◆ **Supplied data**:
⟨

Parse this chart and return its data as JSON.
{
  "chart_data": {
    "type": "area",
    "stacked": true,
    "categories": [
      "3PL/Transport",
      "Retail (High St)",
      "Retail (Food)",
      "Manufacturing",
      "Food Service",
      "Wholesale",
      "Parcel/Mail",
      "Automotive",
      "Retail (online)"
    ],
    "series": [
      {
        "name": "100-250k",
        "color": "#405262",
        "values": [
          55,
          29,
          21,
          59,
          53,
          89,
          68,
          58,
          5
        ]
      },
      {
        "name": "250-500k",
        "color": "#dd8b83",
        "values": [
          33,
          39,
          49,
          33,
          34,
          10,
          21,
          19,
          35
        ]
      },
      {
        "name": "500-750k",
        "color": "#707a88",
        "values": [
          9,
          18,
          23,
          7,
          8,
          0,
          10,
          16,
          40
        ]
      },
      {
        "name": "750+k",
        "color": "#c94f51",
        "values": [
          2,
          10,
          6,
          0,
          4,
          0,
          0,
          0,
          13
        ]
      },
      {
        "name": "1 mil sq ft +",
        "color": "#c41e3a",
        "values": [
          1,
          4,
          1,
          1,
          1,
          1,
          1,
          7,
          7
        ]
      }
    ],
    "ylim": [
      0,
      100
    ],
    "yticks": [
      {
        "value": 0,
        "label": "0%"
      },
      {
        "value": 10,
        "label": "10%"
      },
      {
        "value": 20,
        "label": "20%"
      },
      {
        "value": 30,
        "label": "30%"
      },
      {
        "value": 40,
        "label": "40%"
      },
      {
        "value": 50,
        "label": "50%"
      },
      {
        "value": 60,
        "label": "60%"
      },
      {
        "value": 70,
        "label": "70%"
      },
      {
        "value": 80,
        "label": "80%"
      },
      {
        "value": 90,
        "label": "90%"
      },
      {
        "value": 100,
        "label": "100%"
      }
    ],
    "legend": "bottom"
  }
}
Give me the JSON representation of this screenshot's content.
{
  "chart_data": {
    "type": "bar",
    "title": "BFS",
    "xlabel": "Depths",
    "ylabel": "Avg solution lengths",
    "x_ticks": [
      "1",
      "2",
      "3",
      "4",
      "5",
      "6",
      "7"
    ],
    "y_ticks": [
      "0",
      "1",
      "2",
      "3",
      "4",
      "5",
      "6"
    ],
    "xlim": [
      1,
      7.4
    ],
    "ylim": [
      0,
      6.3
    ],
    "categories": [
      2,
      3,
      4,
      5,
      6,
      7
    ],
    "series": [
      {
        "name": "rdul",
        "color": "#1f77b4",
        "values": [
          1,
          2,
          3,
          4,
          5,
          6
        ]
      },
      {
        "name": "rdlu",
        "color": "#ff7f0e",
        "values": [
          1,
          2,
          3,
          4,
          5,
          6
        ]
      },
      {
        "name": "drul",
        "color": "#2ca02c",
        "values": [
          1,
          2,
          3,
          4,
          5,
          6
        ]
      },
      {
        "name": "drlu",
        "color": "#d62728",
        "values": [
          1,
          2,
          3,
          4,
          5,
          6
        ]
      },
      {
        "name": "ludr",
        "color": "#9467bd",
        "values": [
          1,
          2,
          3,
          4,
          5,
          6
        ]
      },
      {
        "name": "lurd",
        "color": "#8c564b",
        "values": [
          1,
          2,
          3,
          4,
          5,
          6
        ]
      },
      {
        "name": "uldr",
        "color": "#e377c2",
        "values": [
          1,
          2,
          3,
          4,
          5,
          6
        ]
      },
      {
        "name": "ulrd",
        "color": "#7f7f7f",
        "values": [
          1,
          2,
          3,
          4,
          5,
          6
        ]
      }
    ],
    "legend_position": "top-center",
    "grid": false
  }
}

⟩

◆ **Your instructions**: Respond with the number of lines containing "JSON" and no additional words.

◆ **Answer to this task**: 2